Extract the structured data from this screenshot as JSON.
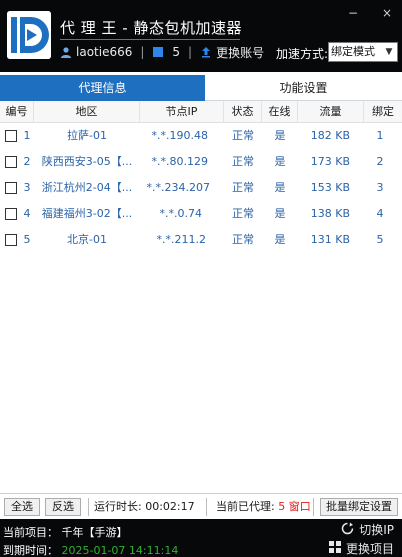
{
  "header": {
    "app_title": "代 理 王 - 静态包机加速器",
    "username": "laotie666",
    "count": "5",
    "switch_account": "更换账号",
    "accel_mode_label": "加速方式:",
    "accel_mode_value": "绑定模式",
    "minimize": "−",
    "close": "×"
  },
  "tabs": [
    {
      "label": "代理信息",
      "active": true
    },
    {
      "label": "功能设置",
      "active": false
    }
  ],
  "table": {
    "columns": [
      "编号",
      "地区",
      "节点IP",
      "状态",
      "在线",
      "流量",
      "绑定"
    ],
    "rows": [
      {
        "no": "1",
        "region": "拉萨-01",
        "ip": "*.*.190.48",
        "status": "正常",
        "online": "是",
        "traffic": "182 KB",
        "bind": "1"
      },
      {
        "no": "2",
        "region": "陕西西安3-05【...",
        "ip": "*.*.80.129",
        "status": "正常",
        "online": "是",
        "traffic": "173 KB",
        "bind": "2"
      },
      {
        "no": "3",
        "region": "浙江杭州2-04【...",
        "ip": "*.*.234.207",
        "status": "正常",
        "online": "是",
        "traffic": "153 KB",
        "bind": "3"
      },
      {
        "no": "4",
        "region": "福建福州3-02【...",
        "ip": "*.*.0.74",
        "status": "正常",
        "online": "是",
        "traffic": "138 KB",
        "bind": "4"
      },
      {
        "no": "5",
        "region": "北京-01",
        "ip": "*.*.211.2",
        "status": "正常",
        "online": "是",
        "traffic": "131 KB",
        "bind": "5"
      }
    ]
  },
  "footer": {
    "select_all": "全选",
    "invert": "反选",
    "runtime_label": "运行时长:",
    "runtime_value": "00:02:17",
    "proxied_label": "当前已代理:",
    "proxied_value": "5 窗口",
    "batch_bind": "批量绑定设置"
  },
  "status": {
    "project_label": "当前项目：",
    "project_value": "千年【手游】",
    "expire_label": "到期时间：",
    "expire_value": "2025-01-07 14:11:14",
    "switch_ip": "切换IP",
    "change_project": "更换项目"
  },
  "colors": {
    "header_bg": "#07080a",
    "accent": "#1f6fc1",
    "link_text": "#2a63a8",
    "runtime_count": "#e21b1b",
    "expire_date": "#2fb02f"
  }
}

> WORK TO BE COMPLETED
Restate the data above word for word. Skip every picture.

> RIGHT ANSWER
Extract the structured data from this screenshot as JSON.
{
  "header": {
    "app_title": "代 理 王 - 静态包机加速器",
    "username": "laotie666",
    "count": "5",
    "switch_account": "更换账号",
    "accel_mode_label": "加速方式:",
    "accel_mode_value": "绑定模式",
    "minimize": "−",
    "close": "×"
  },
  "tabs": [
    {
      "label": "代理信息",
      "active": true
    },
    {
      "label": "功能设置",
      "active": false
    }
  ],
  "table": {
    "columns": [
      "编号",
      "地区",
      "节点IP",
      "状态",
      "在线",
      "流量",
      "绑定"
    ],
    "rows": [
      {
        "no": "1",
        "region": "拉萨-01",
        "ip": "*.*.190.48",
        "status": "正常",
        "online": "是",
        "traffic": "182 KB",
        "bind": "1"
      },
      {
        "no": "2",
        "region": "陕西西安3-05【...",
        "ip": "*.*.80.129",
        "status": "正常",
        "online": "是",
        "traffic": "173 KB",
        "bind": "2"
      },
      {
        "no": "3",
        "region": "浙江杭州2-04【...",
        "ip": "*.*.234.207",
        "status": "正常",
        "online": "是",
        "traffic": "153 KB",
        "bind": "3"
      },
      {
        "no": "4",
        "region": "福建福州3-02【...",
        "ip": "*.*.0.74",
        "status": "正常",
        "online": "是",
        "traffic": "138 KB",
        "bind": "4"
      },
      {
        "no": "5",
        "region": "北京-01",
        "ip": "*.*.211.2",
        "status": "正常",
        "online": "是",
        "traffic": "131 KB",
        "bind": "5"
      }
    ]
  },
  "footer": {
    "select_all": "全选",
    "invert": "反选",
    "runtime_label": "运行时长:",
    "runtime_value": "00:02:17",
    "proxied_label": "当前已代理:",
    "proxied_value": "5 窗口",
    "batch_bind": "批量绑定设置"
  },
  "status": {
    "project_label": "当前项目：",
    "project_value": "千年【手游】",
    "expire_label": "到期时间：",
    "expire_value": "2025-01-07 14:11:14",
    "switch_ip": "切换IP",
    "change_project": "更换项目"
  },
  "colors": {
    "header_bg": "#07080a",
    "accent": "#1f6fc1",
    "link_text": "#2a63a8",
    "runtime_count": "#e21b1b",
    "expire_date": "#2fb02f"
  }
}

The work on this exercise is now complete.